(ENTRIES)
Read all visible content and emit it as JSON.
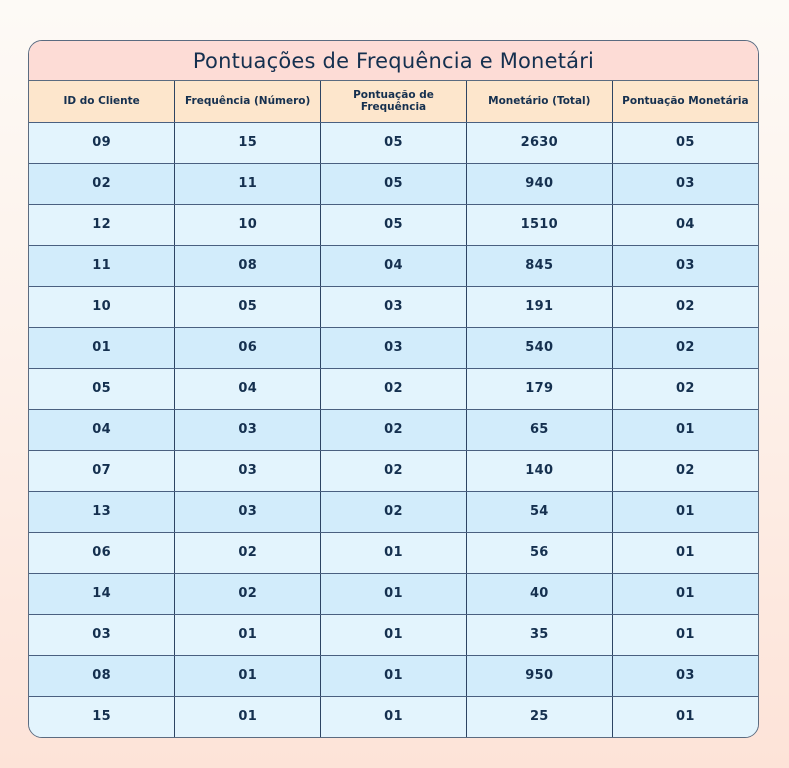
{
  "table": {
    "title": "Pontuações de Frequência e Monetári",
    "headers": [
      "ID do Cliente",
      "Frequência (Número)",
      "Pontuação de Frequência",
      "Monetário (Total)",
      "Pontuação Monetária"
    ],
    "rows": [
      [
        "09",
        "15",
        "05",
        "2630",
        "05"
      ],
      [
        "02",
        "11",
        "05",
        "940",
        "03"
      ],
      [
        "12",
        "10",
        "05",
        "1510",
        "04"
      ],
      [
        "11",
        "08",
        "04",
        "845",
        "03"
      ],
      [
        "10",
        "05",
        "03",
        "191",
        "02"
      ],
      [
        "01",
        "06",
        "03",
        "540",
        "02"
      ],
      [
        "05",
        "04",
        "02",
        "179",
        "02"
      ],
      [
        "04",
        "03",
        "02",
        "65",
        "01"
      ],
      [
        "07",
        "03",
        "02",
        "140",
        "02"
      ],
      [
        "13",
        "03",
        "02",
        "54",
        "01"
      ],
      [
        "06",
        "02",
        "01",
        "56",
        "01"
      ],
      [
        "14",
        "02",
        "01",
        "40",
        "01"
      ],
      [
        "03",
        "01",
        "01",
        "35",
        "01"
      ],
      [
        "08",
        "01",
        "01",
        "950",
        "03"
      ],
      [
        "15",
        "01",
        "01",
        "25",
        "01"
      ]
    ]
  },
  "colors": {
    "title_bg": "#fddcd6",
    "header_bg": "#fde6cc",
    "row_light": "#e3f4fd",
    "row_dark": "#d2ecfb",
    "text": "#15304f",
    "border": "#2d4463"
  }
}
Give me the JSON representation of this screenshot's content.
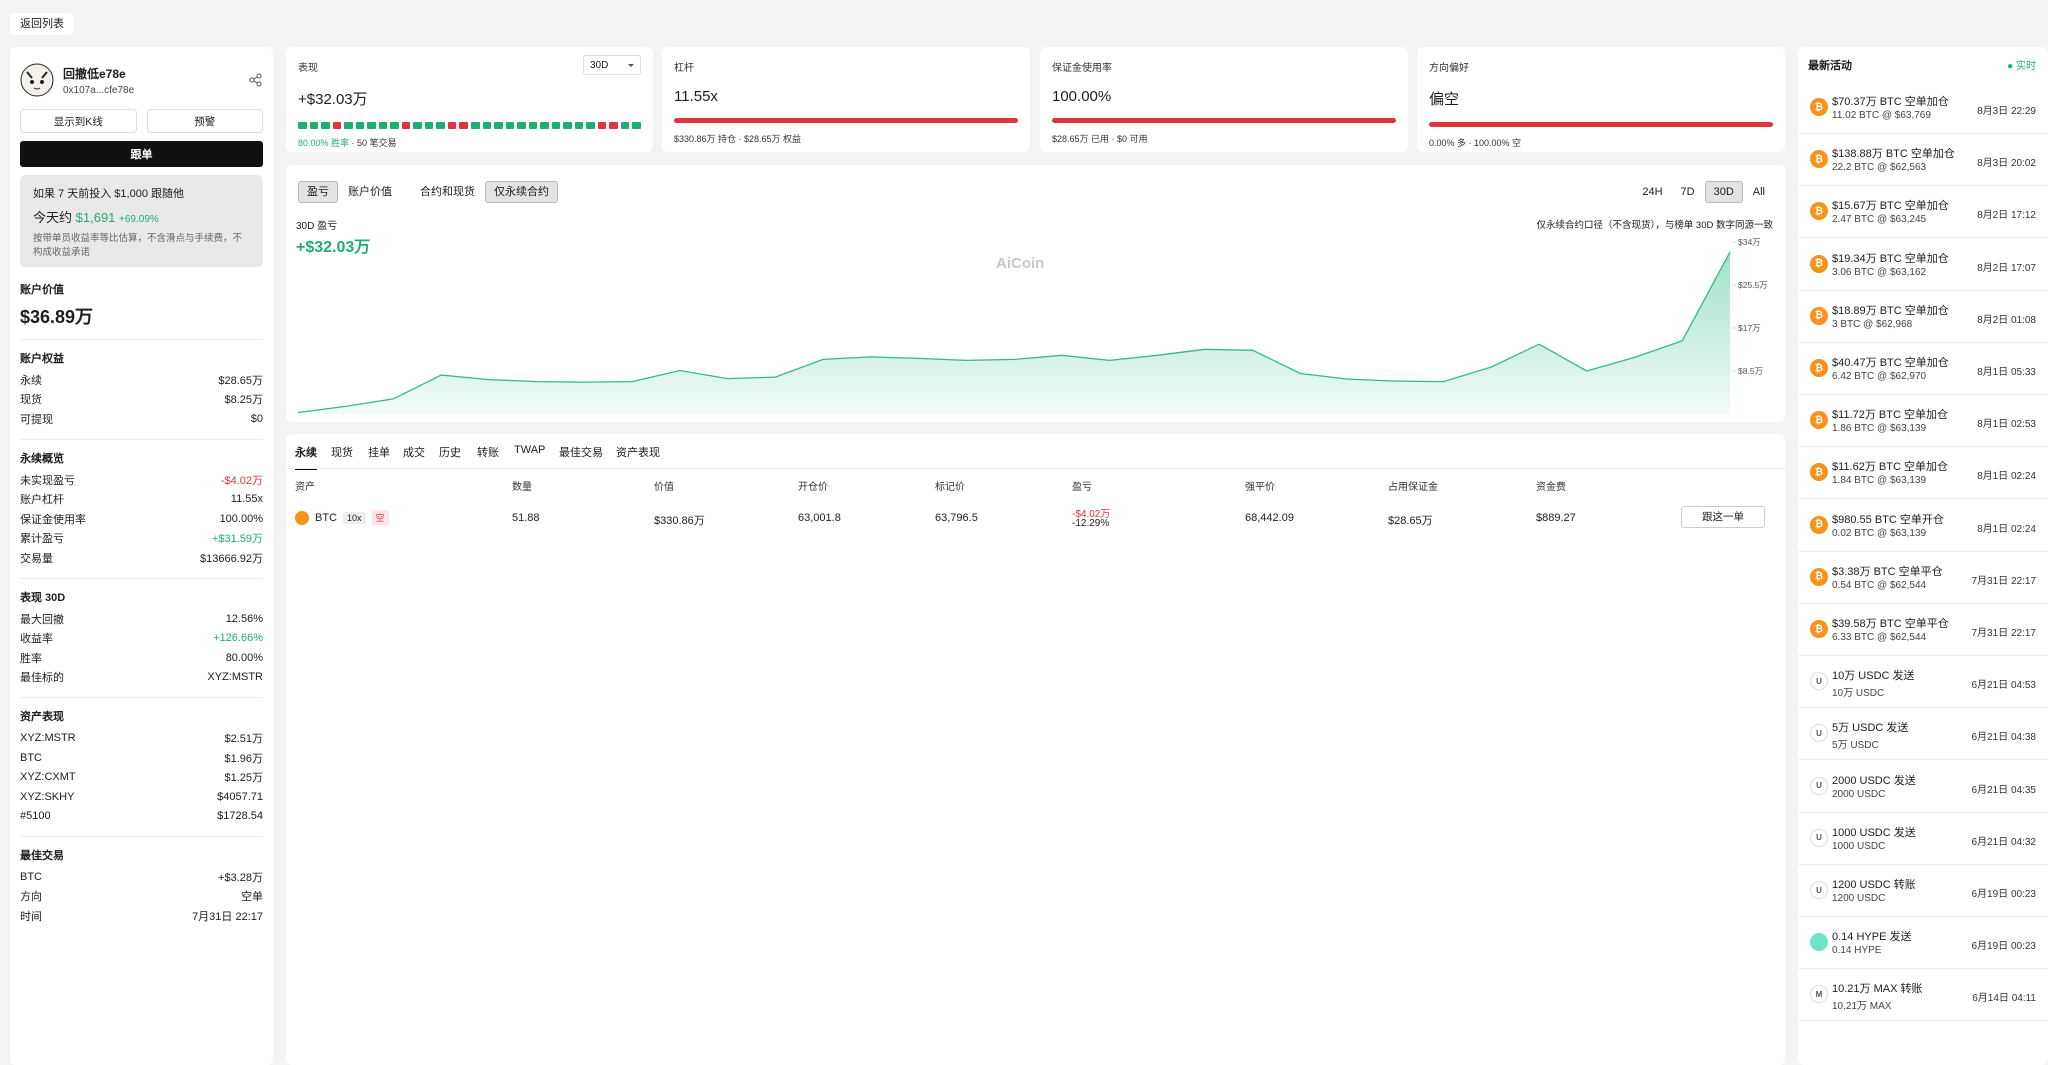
{
  "back": "返回列表",
  "profile": {
    "name": "回撤低e78e",
    "address": "0x107a...cfe78e",
    "kline_button": "显示到K线",
    "alert_button": "预警",
    "follow_button": "跟单"
  },
  "promo": {
    "line1": "如果 7 天前投入 $1,000 跟随他",
    "today_label": "今天约",
    "today_value": "$1,691",
    "change": "+69.09%",
    "note": "按带单员收益率等比估算，不含滑点与手续费，不构成收益承诺"
  },
  "account_value": {
    "label": "账户价值",
    "value": "$36.89万"
  },
  "sections": [
    {
      "title": "账户权益",
      "rows": [
        {
          "label": "永续",
          "value": "$28.65万"
        },
        {
          "label": "现货",
          "value": "$8.25万"
        },
        {
          "label": "可提现",
          "value": "$0"
        }
      ]
    },
    {
      "title": "永续概览",
      "rows": [
        {
          "label": "未实现盈亏",
          "value": "-$4.02万",
          "color": "#e0343f"
        },
        {
          "label": "账户杠杆",
          "value": "11.55x"
        },
        {
          "label": "保证金使用率",
          "value": "100.00%"
        },
        {
          "label": "累计盈亏",
          "value": "+$31.59万",
          "color": "#1fae72"
        },
        {
          "label": "交易量",
          "value": "$13666.92万"
        }
      ]
    },
    {
      "title": "表现 30D",
      "rows": [
        {
          "label": "最大回撤",
          "value": "12.56%"
        },
        {
          "label": "收益率",
          "value": "+126.66%",
          "color": "#1fae72"
        },
        {
          "label": "胜率",
          "value": "80.00%"
        },
        {
          "label": "最佳标的",
          "value": "XYZ:MSTR"
        }
      ]
    },
    {
      "title": "资产表现",
      "rows": [
        {
          "label": "XYZ:MSTR",
          "value": "$2.51万"
        },
        {
          "label": "BTC",
          "value": "$1.96万"
        },
        {
          "label": "XYZ:CXMT",
          "value": "$1.25万"
        },
        {
          "label": "XYZ:SKHY",
          "value": "$4057.71"
        },
        {
          "label": "#5100",
          "value": "$1728.54"
        }
      ]
    },
    {
      "title": "最佳交易",
      "rows": [
        {
          "label": "BTC",
          "value": "+$3.28万"
        },
        {
          "label": "方向",
          "value": "空单"
        },
        {
          "label": "时间",
          "value": "7月31日 22:17"
        }
      ]
    }
  ],
  "cards": {
    "performance": {
      "label": "表现",
      "period": "30D",
      "value": "+$32.03万",
      "win_rate": "80.00% 胜率",
      "trades": "· 50 笔交易"
    },
    "leverage": {
      "label": "杠杆",
      "value": "11.55x",
      "footer": "$330.86万 持仓 · $28.65万 权益"
    },
    "margin": {
      "label": "保证金使用率",
      "value": "100.00%",
      "footer": "$28.65万 已用 · $0 可用"
    },
    "direction": {
      "label": "方向偏好",
      "value": "偏空",
      "footer": "0.00% 多 · 100.00% 空"
    }
  },
  "chart_panel": {
    "tabs": [
      "盈亏",
      "账户价值"
    ],
    "scope_tabs": [
      "合约和现货",
      "仅永续合约"
    ],
    "ranges": [
      "24H",
      "7D",
      "30D",
      "All"
    ],
    "watermark": "AiCoin",
    "chart_data": {
      "type": "area",
      "title": "30D 盈亏",
      "subtitle": "+$32.03万",
      "note": "仅永续合约口径（不含现货），与榜单 30D 数字同源一致",
      "color": "#2dbd85",
      "values": [
        0.3,
        1.5,
        3,
        7.7,
        6.8,
        6.4,
        6.3,
        6.4,
        8.6,
        7,
        7.3,
        10.8,
        11.3,
        11,
        10.6,
        10.8,
        11.6,
        10.6,
        11.6,
        12.8,
        12.6,
        8,
        6.9,
        6.5,
        6.4,
        9.3,
        13.8,
        8.5,
        11.2,
        14.5,
        32.03
      ],
      "ylim": [
        0,
        35
      ],
      "yticks": [
        {
          "value": 34,
          "label": "$34万"
        },
        {
          "value": 25.5,
          "label": "$25.5万"
        },
        {
          "value": 17,
          "label": "$17万"
        },
        {
          "value": 8.5,
          "label": "$8.5万"
        }
      ]
    }
  },
  "positions": {
    "tabs": [
      "永续",
      "现货",
      "挂单",
      "成交",
      "历史",
      "转账",
      "TWAP",
      "最佳交易",
      "资产表现"
    ],
    "headers": [
      "资产",
      "数量",
      "价值",
      "开仓价",
      "标记价",
      "盈亏",
      "强平价",
      "占用保证金",
      "资金费"
    ],
    "rows": [
      {
        "asset": "BTC",
        "leverage": "10x",
        "side": "空",
        "size": "51.88",
        "value": "$330.86万",
        "entry": "63,001.8",
        "mark": "63,796.5",
        "pnl": "-$4.02万",
        "pnl_pct": "-12.29%",
        "liq": "68,442.09",
        "margin": "$28.65万",
        "funding": "$889.27",
        "action": "跟这一单"
      }
    ]
  },
  "activity": {
    "title": "最新活动",
    "live": "实时",
    "items": [
      {
        "icon": "₿",
        "icon_color": "#f7931a",
        "title": "$70.37万 BTC 空单加仓",
        "sub": "11.02 BTC @ $63,769",
        "time": "8月3日 22:29"
      },
      {
        "icon": "₿",
        "icon_color": "#f7931a",
        "title": "$138.88万 BTC 空单加仓",
        "sub": "22.2 BTC @ $62,563",
        "time": "8月3日 20:02"
      },
      {
        "icon": "₿",
        "icon_color": "#f7931a",
        "title": "$15.67万 BTC 空单加仓",
        "sub": "2.47 BTC @ $63,245",
        "time": "8月2日 17:12"
      },
      {
        "icon": "₿",
        "icon_color": "#f7931a",
        "title": "$19.34万 BTC 空单加仓",
        "sub": "3.06 BTC @ $63,162",
        "time": "8月2日 17:07"
      },
      {
        "icon": "₿",
        "icon_color": "#f7931a",
        "title": "$18.89万 BTC 空单加仓",
        "sub": "3 BTC @ $62,968",
        "time": "8月2日 01:08"
      },
      {
        "icon": "₿",
        "icon_color": "#f7931a",
        "title": "$40.47万 BTC 空单加仓",
        "sub": "6.42 BTC @ $62,970",
        "time": "8月1日 05:33"
      },
      {
        "icon": "₿",
        "icon_color": "#f7931a",
        "title": "$11.72万 BTC 空单加仓",
        "sub": "1.86 BTC @ $63,139",
        "time": "8月1日 02:53"
      },
      {
        "icon": "₿",
        "icon_color": "#f7931a",
        "title": "$11.62万 BTC 空单加仓",
        "sub": "1.84 BTC @ $63,139",
        "time": "8月1日 02:24"
      },
      {
        "icon": "₿",
        "icon_color": "#f7931a",
        "title": "$980.55 BTC 空单开仓",
        "sub": "0.02 BTC @ $63,139",
        "time": "8月1日 02:24"
      },
      {
        "icon": "₿",
        "icon_color": "#f7931a",
        "title": "$3.38万 BTC 空单平仓",
        "sub": "0.54 BTC @ $62,544",
        "time": "7月31日 22:17"
      },
      {
        "icon": "₿",
        "icon_color": "#f7931a",
        "title": "$39.58万 BTC 空单平仓",
        "sub": "6.33 BTC @ $62,544",
        "time": "7月31日 22:17"
      },
      {
        "icon": "U",
        "icon_color": "#ffffff",
        "title": "10万 USDC 发送",
        "sub": "10万 USDC",
        "time": "6月21日 04:53"
      },
      {
        "icon": "U",
        "icon_color": "#ffffff",
        "title": "5万 USDC 发送",
        "sub": "5万 USDC",
        "time": "6月21日 04:38"
      },
      {
        "icon": "U",
        "icon_color": "#ffffff",
        "title": "2000 USDC 发送",
        "sub": "2000 USDC",
        "time": "6月21日 04:35"
      },
      {
        "icon": "U",
        "icon_color": "#ffffff",
        "title": "1000 USDC 发送",
        "sub": "1000 USDC",
        "time": "6月21日 04:32"
      },
      {
        "icon": "U",
        "icon_color": "#ffffff",
        "title": "1200 USDC 转账",
        "sub": "1200 USDC",
        "time": "6月19日 00:23"
      },
      {
        "icon_color": "#6fe3c8",
        "title": "0.14 HYPE 发送",
        "sub": "0.14 HYPE",
        "time": "6月19日 00:23"
      },
      {
        "icon": "M",
        "icon_color": "#ffffff",
        "title": "10.21万 MAX 转账",
        "sub": "10.21万 MAX",
        "time": "6月14日 04:11"
      }
    ]
  }
}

(AIM OF THE TASK) Determine the number of lines in the listing that hold the word "Pontuação", and supply that number and nothing further.

(ANSWER) 2